# Set problem:
Return the records that follow unaltered. Omit every picture.

Extracted records
--- --- ---
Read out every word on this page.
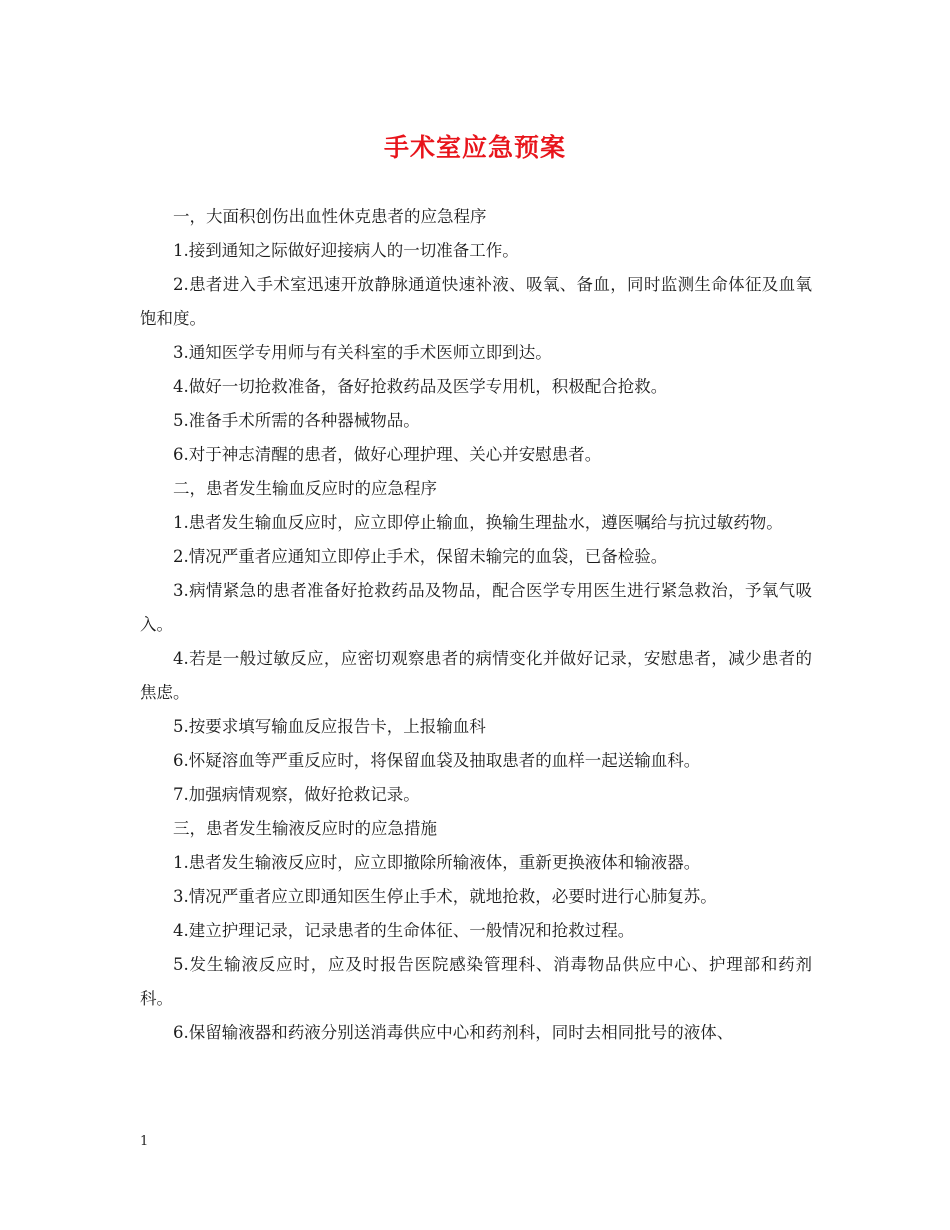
手术室应急预案

一，大面积创伤出血性休克患者的应急程序

1.接到通知之际做好迎接病人的一切准备工作。

2.患者进入手术室迅速开放静脉通道快速补液、吸氧、备血，同时监测生命体征及血氧饱和度。

3.通知医学专用师与有关科室的手术医师立即到达。

4.做好一切抢救准备，备好抢救药品及医学专用机，积极配合抢救。

5.准备手术所需的各种器械物品。

6.对于神志清醒的患者，做好心理护理、关心并安慰患者。

二，患者发生输血反应时的应急程序

1.患者发生输血反应时，应立即停止输血，换输生理盐水，遵医嘱给与抗过敏药物。

2.情况严重者应通知立即停止手术，保留未输完的血袋，已备检验。

3.病情紧急的患者准备好抢救药品及物品，配合医学专用医生进行紧急救治，予氧气吸入。

4.若是一般过敏反应，应密切观察患者的病情变化并做好记录，安慰患者，减少患者的焦虑。

5.按要求填写输血反应报告卡，上报输血科

6.怀疑溶血等严重反应时，将保留血袋及抽取患者的血样一起送输血科。

7.加强病情观察，做好抢救记录。

三，患者发生输液反应时的应急措施

1.患者发生输液反应时，应立即撤除所输液体，重新更换液体和输液器。

3.情况严重者应立即通知医生停止手术，就地抢救，必要时进行心肺复苏。

4.建立护理记录，记录患者的生命体征、一般情况和抢救过程。

5.发生输液反应时，应及时报告医院感染管理科、消毒物品供应中心、护理部和药剂科。

6.保留输液器和药液分别送消毒供应中心和药剂科，同时去相同批号的液体、

1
--- --- ---
# Answer:
Read out every word on this page.
手术室应急预案

一，大面积创伤出血性休克患者的应急程序

1.接到通知之际做好迎接病人的一切准备工作。

2.患者进入手术室迅速开放静脉通道快速补液、吸氧、备血，同时监测生命体征及血氧饱和度。

3.通知医学专用师与有关科室的手术医师立即到达。

4.做好一切抢救准备，备好抢救药品及医学专用机，积极配合抢救。

5.准备手术所需的各种器械物品。

6.对于神志清醒的患者，做好心理护理、关心并安慰患者。

二，患者发生输血反应时的应急程序

1.患者发生输血反应时，应立即停止输血，换输生理盐水，遵医嘱给与抗过敏药物。

2.情况严重者应通知立即停止手术，保留未输完的血袋，已备检验。

3.病情紧急的患者准备好抢救药品及物品，配合医学专用医生进行紧急救治，予氧气吸入。

4.若是一般过敏反应，应密切观察患者的病情变化并做好记录，安慰患者，减少患者的焦虑。

5.按要求填写输血反应报告卡，上报输血科

6.怀疑溶血等严重反应时，将保留血袋及抽取患者的血样一起送输血科。

7.加强病情观察，做好抢救记录。

三，患者发生输液反应时的应急措施

1.患者发生输液反应时，应立即撤除所输液体，重新更换液体和输液器。

3.情况严重者应立即通知医生停止手术，就地抢救，必要时进行心肺复苏。

4.建立护理记录，记录患者的生命体征、一般情况和抢救过程。

5.发生输液反应时，应及时报告医院感染管理科、消毒物品供应中心、护理部和药剂科。

6.保留输液器和药液分别送消毒供应中心和药剂科，同时去相同批号的液体、

1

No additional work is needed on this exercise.